Dataset records
-------

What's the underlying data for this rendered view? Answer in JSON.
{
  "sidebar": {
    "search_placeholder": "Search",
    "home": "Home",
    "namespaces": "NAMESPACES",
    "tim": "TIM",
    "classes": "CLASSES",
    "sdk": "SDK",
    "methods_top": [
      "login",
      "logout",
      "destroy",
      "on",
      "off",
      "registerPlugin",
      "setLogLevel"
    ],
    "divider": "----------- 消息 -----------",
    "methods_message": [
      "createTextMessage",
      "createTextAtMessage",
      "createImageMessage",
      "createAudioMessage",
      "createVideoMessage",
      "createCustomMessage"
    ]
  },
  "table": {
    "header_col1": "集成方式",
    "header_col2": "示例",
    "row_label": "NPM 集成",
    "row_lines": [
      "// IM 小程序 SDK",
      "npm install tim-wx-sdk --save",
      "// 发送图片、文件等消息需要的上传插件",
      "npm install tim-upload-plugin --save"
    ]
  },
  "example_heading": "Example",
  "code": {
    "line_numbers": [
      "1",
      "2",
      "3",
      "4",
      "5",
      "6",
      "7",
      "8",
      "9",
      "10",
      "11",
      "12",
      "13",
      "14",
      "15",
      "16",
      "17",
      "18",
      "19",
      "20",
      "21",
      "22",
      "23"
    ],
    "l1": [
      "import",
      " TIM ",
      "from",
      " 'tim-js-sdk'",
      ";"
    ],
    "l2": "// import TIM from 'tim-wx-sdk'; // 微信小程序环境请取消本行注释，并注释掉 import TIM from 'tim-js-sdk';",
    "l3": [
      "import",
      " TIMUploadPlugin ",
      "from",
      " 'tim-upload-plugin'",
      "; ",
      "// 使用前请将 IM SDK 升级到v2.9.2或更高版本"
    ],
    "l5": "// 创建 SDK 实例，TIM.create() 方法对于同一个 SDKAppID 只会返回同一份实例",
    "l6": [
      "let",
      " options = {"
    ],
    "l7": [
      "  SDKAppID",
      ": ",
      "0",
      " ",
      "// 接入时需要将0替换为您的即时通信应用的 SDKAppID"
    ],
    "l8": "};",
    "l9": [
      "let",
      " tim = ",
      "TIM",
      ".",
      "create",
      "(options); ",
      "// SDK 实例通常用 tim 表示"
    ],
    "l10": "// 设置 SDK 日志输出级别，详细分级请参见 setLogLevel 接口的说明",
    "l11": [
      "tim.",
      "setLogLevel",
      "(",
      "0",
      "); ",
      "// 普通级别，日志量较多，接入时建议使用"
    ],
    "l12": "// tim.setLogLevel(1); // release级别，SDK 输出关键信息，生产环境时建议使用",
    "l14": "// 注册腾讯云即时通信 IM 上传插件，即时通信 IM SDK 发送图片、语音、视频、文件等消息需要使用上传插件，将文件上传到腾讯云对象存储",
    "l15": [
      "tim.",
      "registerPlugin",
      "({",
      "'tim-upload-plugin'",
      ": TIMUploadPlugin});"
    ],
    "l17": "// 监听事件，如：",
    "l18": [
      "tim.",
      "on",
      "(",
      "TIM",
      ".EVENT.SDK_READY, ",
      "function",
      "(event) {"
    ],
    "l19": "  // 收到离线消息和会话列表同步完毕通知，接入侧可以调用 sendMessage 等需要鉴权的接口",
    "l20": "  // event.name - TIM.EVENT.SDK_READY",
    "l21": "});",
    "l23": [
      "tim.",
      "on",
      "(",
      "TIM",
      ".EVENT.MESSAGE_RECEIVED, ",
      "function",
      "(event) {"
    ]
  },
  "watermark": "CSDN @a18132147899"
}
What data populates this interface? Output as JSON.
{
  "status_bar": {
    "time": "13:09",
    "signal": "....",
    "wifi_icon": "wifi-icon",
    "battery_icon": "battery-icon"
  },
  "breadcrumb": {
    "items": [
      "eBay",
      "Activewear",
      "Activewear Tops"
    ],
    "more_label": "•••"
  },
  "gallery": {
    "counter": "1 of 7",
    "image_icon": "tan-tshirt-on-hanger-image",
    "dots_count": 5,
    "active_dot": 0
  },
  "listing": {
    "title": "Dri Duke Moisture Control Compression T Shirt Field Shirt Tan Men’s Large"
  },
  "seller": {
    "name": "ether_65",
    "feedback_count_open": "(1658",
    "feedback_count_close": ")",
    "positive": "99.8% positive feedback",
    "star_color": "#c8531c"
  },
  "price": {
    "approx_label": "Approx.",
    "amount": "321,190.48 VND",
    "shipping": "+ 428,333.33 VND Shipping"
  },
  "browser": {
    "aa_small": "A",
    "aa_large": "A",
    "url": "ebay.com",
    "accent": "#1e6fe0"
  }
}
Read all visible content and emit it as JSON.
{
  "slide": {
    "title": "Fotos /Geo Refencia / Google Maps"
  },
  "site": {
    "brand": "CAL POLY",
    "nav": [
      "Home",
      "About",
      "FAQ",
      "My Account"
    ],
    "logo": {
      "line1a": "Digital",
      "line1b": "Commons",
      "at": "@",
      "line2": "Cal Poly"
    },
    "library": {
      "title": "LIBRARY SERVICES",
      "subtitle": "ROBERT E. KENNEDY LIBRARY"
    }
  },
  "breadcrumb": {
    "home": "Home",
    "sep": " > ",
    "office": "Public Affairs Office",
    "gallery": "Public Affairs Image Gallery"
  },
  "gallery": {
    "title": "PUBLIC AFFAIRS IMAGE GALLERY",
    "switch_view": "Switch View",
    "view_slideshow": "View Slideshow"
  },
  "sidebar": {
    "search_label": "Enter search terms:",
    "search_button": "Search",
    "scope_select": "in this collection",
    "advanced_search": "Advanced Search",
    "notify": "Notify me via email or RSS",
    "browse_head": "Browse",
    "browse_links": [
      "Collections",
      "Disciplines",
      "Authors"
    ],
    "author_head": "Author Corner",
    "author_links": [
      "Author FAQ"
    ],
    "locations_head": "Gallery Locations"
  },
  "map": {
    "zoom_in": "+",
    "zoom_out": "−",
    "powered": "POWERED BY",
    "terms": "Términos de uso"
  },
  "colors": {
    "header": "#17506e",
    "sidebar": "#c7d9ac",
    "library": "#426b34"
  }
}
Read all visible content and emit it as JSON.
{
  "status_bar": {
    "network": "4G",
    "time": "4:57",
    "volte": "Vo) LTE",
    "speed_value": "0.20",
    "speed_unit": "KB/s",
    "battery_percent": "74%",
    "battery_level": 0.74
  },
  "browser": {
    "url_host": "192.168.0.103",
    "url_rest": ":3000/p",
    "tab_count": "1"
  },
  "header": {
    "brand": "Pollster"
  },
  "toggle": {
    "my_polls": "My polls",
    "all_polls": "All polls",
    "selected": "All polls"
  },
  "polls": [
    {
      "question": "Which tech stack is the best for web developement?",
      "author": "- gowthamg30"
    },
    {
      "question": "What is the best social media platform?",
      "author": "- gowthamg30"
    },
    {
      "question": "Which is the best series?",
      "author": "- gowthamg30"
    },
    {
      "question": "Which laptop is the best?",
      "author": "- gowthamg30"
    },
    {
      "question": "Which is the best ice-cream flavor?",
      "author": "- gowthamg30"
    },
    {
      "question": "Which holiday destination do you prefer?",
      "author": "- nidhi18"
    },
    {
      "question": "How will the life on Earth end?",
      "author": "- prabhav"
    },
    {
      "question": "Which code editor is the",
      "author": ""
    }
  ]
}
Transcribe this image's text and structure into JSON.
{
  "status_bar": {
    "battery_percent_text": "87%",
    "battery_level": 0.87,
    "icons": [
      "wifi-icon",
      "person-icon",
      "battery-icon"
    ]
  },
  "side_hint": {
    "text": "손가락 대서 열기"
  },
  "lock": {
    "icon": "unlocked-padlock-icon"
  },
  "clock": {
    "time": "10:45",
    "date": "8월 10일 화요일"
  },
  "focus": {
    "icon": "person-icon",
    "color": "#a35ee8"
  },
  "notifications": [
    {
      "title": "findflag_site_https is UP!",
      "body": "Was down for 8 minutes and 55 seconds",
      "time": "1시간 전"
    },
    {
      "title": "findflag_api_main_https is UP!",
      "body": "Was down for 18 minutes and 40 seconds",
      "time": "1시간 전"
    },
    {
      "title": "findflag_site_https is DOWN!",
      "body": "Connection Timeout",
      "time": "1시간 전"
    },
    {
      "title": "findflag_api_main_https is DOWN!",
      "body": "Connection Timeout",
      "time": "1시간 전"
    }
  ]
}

-------

▶ _Short exercise_:
Of all the lines in the material above, how many contain the word "TIMUploadPlugin"? Give only the count.

▶ _The answer_:
2